What you should do »
From the entries below, copy out every line with "Tashkiloti" in it.
++++ Data supplied
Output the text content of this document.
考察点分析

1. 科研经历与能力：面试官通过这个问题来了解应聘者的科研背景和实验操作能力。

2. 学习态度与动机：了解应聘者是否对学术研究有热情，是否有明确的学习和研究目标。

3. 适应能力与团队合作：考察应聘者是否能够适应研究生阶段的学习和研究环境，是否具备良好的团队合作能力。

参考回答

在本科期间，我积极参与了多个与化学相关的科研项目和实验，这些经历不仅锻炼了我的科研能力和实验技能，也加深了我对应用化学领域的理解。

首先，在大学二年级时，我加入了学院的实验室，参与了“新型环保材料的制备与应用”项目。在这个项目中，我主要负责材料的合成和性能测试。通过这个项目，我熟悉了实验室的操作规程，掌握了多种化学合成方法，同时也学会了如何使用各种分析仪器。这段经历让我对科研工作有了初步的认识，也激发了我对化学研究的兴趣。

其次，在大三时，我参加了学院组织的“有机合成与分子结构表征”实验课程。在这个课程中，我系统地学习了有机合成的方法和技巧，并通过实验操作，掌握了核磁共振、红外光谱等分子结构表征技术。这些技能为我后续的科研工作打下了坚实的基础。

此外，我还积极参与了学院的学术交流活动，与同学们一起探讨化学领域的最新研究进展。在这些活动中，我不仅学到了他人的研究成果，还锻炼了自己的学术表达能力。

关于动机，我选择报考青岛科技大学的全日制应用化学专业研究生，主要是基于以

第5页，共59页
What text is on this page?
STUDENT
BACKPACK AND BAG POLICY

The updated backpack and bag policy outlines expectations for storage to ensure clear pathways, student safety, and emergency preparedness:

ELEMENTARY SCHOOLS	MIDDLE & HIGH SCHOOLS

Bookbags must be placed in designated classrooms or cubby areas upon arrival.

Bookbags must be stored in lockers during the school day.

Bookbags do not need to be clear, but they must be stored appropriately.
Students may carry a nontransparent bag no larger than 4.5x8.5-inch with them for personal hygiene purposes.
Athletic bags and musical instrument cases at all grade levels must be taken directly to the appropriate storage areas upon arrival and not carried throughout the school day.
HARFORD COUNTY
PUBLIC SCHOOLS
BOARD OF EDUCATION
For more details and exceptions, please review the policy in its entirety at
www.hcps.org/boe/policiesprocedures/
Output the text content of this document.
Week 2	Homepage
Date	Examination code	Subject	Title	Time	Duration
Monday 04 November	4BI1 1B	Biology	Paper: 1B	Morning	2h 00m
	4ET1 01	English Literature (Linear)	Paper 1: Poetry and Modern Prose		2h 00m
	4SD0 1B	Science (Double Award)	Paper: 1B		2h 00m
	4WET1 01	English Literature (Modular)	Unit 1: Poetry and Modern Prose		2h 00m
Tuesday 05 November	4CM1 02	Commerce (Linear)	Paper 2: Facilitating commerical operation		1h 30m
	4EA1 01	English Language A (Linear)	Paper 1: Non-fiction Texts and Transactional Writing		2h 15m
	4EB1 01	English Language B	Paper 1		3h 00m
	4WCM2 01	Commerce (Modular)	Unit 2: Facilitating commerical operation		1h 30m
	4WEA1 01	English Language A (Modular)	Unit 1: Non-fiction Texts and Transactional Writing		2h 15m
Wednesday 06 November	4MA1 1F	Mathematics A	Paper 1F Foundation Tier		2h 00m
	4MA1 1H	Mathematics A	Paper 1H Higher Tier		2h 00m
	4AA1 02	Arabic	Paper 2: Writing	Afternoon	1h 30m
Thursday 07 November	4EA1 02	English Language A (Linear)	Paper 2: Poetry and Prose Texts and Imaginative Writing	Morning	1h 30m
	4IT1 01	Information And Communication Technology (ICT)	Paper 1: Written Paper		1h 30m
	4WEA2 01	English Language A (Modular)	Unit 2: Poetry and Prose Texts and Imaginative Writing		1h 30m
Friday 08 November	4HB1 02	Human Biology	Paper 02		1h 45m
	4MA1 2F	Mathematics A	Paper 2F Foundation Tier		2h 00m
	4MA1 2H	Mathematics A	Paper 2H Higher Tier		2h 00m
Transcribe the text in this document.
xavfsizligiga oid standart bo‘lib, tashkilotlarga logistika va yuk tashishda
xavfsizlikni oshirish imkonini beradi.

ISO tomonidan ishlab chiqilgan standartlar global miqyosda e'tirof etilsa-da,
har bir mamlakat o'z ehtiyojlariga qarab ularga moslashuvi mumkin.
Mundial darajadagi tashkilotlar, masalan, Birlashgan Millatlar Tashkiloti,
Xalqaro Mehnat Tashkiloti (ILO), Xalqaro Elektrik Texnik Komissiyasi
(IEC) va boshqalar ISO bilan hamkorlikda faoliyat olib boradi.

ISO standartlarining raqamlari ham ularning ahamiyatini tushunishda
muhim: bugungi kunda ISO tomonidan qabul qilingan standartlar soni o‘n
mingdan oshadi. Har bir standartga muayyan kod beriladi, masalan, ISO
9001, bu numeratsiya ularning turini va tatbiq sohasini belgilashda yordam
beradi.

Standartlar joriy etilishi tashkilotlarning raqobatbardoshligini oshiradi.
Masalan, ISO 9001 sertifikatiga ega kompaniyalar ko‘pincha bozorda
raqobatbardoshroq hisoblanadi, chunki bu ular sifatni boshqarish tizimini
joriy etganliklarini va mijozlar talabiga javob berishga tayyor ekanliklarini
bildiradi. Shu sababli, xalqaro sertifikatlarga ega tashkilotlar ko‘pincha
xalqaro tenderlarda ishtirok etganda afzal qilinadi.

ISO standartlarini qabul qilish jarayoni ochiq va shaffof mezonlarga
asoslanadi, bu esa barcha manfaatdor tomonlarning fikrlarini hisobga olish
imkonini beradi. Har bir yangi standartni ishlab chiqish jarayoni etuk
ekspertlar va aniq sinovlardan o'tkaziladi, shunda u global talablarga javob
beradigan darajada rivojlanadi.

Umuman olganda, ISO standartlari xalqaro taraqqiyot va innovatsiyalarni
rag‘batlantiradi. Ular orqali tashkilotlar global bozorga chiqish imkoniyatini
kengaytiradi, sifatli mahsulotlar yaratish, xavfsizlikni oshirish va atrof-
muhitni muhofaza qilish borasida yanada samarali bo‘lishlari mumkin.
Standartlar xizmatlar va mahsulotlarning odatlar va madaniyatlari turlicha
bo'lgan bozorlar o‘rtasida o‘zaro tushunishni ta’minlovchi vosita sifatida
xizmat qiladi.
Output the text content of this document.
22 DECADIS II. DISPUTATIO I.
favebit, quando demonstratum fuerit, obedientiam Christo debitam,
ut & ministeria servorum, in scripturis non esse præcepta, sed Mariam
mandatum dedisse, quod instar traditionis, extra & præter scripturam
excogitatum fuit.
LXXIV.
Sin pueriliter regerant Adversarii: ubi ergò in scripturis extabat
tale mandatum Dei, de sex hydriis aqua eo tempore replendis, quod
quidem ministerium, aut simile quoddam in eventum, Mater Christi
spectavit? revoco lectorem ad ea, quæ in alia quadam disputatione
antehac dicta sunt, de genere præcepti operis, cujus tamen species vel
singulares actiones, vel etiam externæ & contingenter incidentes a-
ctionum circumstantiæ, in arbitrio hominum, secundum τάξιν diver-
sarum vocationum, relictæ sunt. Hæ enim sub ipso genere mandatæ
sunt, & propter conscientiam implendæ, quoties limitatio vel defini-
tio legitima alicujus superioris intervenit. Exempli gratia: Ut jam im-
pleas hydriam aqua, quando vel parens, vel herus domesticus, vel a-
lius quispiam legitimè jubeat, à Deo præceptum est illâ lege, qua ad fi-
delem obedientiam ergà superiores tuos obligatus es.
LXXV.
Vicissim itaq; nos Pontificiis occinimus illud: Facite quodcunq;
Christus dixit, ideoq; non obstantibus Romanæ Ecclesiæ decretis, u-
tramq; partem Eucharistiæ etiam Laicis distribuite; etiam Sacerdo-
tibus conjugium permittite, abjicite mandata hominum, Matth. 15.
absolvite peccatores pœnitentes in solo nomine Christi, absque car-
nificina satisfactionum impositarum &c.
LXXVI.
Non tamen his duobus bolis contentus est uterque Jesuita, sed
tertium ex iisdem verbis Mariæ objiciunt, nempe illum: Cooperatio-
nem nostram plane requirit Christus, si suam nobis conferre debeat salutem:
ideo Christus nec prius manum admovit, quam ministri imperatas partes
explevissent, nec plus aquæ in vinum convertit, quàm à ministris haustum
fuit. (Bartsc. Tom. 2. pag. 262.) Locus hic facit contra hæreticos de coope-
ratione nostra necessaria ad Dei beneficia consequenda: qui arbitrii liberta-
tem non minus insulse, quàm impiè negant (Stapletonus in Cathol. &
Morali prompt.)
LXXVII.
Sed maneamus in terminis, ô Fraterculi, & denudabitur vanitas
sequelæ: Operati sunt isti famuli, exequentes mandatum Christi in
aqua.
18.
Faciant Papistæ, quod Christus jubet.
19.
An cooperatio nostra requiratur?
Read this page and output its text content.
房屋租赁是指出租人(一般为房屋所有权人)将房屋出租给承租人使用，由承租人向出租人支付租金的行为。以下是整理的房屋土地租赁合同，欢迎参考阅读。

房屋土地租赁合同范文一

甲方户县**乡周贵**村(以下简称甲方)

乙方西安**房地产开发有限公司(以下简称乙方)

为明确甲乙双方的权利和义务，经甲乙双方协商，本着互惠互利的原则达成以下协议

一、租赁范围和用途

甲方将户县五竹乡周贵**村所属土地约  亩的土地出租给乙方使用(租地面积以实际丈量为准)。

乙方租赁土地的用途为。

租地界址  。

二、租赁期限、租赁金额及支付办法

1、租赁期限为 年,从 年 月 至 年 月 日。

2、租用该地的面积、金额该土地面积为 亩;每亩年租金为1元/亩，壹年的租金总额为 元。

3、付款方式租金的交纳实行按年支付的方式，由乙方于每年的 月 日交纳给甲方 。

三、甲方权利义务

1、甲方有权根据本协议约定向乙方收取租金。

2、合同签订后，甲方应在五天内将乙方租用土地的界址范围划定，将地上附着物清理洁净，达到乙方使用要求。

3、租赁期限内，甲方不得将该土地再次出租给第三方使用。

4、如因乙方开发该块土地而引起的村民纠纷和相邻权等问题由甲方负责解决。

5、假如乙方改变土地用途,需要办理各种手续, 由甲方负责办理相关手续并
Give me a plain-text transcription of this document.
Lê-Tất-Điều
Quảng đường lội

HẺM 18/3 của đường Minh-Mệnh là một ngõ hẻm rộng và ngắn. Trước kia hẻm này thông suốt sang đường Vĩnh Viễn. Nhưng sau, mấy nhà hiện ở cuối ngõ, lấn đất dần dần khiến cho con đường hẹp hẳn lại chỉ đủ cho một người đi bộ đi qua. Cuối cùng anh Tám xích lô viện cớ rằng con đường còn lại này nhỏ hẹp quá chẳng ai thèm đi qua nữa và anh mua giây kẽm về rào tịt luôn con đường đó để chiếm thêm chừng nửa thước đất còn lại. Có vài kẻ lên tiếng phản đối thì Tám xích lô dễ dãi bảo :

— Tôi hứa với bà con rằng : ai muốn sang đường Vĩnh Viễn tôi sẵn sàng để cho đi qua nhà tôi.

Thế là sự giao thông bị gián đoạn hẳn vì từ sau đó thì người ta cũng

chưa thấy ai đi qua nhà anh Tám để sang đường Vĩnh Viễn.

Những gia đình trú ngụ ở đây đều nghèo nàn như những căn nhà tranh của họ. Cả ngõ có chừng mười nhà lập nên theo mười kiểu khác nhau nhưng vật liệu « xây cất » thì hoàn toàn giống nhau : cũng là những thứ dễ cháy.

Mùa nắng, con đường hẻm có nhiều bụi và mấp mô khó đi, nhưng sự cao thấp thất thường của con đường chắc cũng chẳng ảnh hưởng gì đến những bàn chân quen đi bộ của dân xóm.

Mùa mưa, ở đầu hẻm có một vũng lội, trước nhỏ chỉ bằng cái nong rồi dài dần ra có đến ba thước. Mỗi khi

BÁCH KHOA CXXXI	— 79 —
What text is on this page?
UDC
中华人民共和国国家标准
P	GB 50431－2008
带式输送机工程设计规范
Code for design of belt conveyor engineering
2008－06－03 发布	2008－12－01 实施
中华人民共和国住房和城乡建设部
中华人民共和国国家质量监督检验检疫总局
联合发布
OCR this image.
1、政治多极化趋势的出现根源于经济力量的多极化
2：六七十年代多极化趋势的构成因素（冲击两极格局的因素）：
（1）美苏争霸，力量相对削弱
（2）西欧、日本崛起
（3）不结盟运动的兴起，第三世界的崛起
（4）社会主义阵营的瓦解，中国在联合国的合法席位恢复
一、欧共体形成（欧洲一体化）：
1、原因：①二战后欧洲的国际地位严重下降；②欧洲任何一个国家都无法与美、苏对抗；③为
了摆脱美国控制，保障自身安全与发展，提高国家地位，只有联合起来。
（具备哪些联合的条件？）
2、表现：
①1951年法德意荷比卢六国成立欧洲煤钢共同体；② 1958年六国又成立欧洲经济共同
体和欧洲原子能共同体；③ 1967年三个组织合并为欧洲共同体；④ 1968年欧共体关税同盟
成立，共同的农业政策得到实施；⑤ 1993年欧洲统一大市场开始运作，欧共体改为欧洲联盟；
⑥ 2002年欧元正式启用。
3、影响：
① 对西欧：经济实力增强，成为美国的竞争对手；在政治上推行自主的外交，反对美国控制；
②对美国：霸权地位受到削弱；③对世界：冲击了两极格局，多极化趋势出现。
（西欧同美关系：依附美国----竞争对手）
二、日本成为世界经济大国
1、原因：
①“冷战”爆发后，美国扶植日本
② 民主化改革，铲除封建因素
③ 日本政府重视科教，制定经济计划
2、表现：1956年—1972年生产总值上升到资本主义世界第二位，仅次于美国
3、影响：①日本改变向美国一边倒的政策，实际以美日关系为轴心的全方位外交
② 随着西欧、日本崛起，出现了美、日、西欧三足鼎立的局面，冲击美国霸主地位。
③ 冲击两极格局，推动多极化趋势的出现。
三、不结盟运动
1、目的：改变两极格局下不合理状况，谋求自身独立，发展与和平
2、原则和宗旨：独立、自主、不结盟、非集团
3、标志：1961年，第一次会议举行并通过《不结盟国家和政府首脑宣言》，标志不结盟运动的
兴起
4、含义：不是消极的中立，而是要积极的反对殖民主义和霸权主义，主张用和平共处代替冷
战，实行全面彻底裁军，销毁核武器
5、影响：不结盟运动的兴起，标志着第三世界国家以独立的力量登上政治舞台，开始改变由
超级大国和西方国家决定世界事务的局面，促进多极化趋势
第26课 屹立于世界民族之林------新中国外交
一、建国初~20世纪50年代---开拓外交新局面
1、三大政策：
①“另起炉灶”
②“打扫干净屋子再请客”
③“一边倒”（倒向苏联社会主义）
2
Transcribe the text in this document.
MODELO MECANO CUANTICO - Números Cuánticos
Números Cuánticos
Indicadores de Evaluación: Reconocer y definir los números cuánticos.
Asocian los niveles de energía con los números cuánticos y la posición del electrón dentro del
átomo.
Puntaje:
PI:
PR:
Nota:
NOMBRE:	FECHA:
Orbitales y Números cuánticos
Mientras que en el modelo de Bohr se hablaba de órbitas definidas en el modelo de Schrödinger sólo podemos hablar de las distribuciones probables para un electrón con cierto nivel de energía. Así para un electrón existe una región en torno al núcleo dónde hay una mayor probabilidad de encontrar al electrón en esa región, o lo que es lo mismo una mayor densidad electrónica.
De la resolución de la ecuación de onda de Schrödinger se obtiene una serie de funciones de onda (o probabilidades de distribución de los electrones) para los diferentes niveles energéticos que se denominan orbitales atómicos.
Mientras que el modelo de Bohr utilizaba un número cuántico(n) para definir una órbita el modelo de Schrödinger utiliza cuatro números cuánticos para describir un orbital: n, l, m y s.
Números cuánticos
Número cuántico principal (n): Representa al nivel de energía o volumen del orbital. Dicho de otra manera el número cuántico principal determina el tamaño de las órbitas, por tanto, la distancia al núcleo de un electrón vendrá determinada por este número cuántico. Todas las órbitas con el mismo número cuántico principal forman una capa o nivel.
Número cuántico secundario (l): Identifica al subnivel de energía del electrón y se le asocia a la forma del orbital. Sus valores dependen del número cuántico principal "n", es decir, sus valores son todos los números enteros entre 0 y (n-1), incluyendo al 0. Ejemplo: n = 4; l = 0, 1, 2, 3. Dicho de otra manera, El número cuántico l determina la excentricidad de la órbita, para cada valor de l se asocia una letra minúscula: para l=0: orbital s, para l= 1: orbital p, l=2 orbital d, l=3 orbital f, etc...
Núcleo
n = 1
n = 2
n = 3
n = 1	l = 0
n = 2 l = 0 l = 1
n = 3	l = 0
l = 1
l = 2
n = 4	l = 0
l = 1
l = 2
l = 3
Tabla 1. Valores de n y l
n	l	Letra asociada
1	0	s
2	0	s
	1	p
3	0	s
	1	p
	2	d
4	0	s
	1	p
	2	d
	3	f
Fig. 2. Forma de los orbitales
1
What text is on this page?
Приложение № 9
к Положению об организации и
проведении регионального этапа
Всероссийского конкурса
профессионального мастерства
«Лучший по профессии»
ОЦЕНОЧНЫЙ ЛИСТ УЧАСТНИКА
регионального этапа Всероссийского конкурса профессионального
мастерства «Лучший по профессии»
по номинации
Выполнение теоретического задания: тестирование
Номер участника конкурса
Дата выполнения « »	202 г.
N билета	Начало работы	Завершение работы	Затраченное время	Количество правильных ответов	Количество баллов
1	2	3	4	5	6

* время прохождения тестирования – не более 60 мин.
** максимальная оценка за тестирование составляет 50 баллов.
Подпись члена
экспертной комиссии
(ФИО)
++++++++
Exercise result »
Mundial darajadagi tashkilotlar, masalan, Birlashgan Millatlar Tashkiloti,
Xalqaro Mehnat Tashkiloti (ILO), Xalqaro Elektrik Texnik Komissiyasi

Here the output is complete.